WORK REQUIRED ->
Copy every line of the material below word for word.
-- start of DATA LINES --
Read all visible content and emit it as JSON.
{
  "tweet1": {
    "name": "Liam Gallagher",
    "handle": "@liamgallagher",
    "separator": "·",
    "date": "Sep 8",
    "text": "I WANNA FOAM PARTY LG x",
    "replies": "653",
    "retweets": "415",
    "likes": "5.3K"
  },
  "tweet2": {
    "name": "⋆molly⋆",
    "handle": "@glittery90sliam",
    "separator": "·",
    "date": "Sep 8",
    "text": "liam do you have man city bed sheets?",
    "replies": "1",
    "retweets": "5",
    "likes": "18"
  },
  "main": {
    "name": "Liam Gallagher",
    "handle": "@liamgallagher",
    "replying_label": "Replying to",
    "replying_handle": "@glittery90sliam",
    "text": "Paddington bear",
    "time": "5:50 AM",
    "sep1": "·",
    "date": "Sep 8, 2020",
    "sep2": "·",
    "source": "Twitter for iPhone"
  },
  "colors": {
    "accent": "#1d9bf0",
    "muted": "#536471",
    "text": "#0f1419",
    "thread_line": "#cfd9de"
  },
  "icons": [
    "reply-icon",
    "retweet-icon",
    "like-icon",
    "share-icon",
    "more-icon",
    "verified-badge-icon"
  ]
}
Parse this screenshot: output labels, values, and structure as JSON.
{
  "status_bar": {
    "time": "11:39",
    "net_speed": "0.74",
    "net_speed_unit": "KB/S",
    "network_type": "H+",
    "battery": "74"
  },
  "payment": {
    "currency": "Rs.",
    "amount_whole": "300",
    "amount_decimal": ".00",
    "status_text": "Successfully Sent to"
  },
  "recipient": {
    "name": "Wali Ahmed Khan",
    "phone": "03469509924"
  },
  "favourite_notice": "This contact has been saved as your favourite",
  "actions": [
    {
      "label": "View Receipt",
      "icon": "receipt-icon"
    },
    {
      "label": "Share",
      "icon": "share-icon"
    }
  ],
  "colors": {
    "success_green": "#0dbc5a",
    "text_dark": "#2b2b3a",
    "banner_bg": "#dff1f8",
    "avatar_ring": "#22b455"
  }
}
-- end of DATA LINES --
RESULT FOR THIS EXERCISE ->
Read all visible content and emit it as JSON.
{
  "tweet1": {
    "name": "Liam Gallagher",
    "handle": "@liamgallagher",
    "separator": "·",
    "date": "Sep 8",
    "text": "I WANNA FOAM PARTY LG x",
    "replies": "653",
    "retweets": "415",
    "likes": "5.3K"
  },
  "tweet2": {
    "name": "⋆molly⋆",
    "handle": "@glittery90sliam",
    "separator": "·",
    "date": "Sep 8",
    "text": "liam do you have man city bed sheets?",
    "replies": "1",
    "retweets": "5",
    "likes": "18"
  },
  "main": {
    "name": "Liam Gallagher",
    "handle": "@liamgallagher",
    "replying_label": "Replying to",
    "replying_handle": "@glittery90sliam",
    "text": "Paddington bear",
    "time": "5:50 AM",
    "sep1": "·",
    "date": "Sep 8, 2020",
    "sep2": "·",
    "source": "Twitter for iPhone"
  },
  "colors": {
    "accent": "#1d9bf0",
    "muted": "#536471",
    "text": "#0f1419",
    "thread_line": "#cfd9de"
  },
  "icons": [
    "reply-icon",
    "retweet-icon",
    "like-icon",
    "share-icon",
    "more-icon",
    "verified-badge-icon"
  ]
}
Parse this screenshot: output labels, values, and structure as JSON.
{
  "status_bar": {
    "time": "11:39",
    "net_speed": "0.74",
    "net_speed_unit": "KB/S",
    "network_type": "H+",
    "battery": "74"
  },
  "payment": {
    "currency": "Rs.",
    "amount_whole": "300",
    "amount_decimal": ".00",
    "status_text": "Successfully Sent to"
  },
  "recipient": {
    "name": "Wali Ahmed Khan",
    "phone": "03469509924"
  },
  "favourite_notice": "This contact has been saved as your favourite",
  "actions": [
    {
      "label": "View Receipt",
      "icon": "receipt-icon"
    },
    {
      "label": "Share",
      "icon": "share-icon"
    }
  ],
  "colors": {
    "success_green": "#0dbc5a",
    "text_dark": "#2b2b3a",
    "banner_bg": "#dff1f8",
    "avatar_ring": "#22b455"
  }
}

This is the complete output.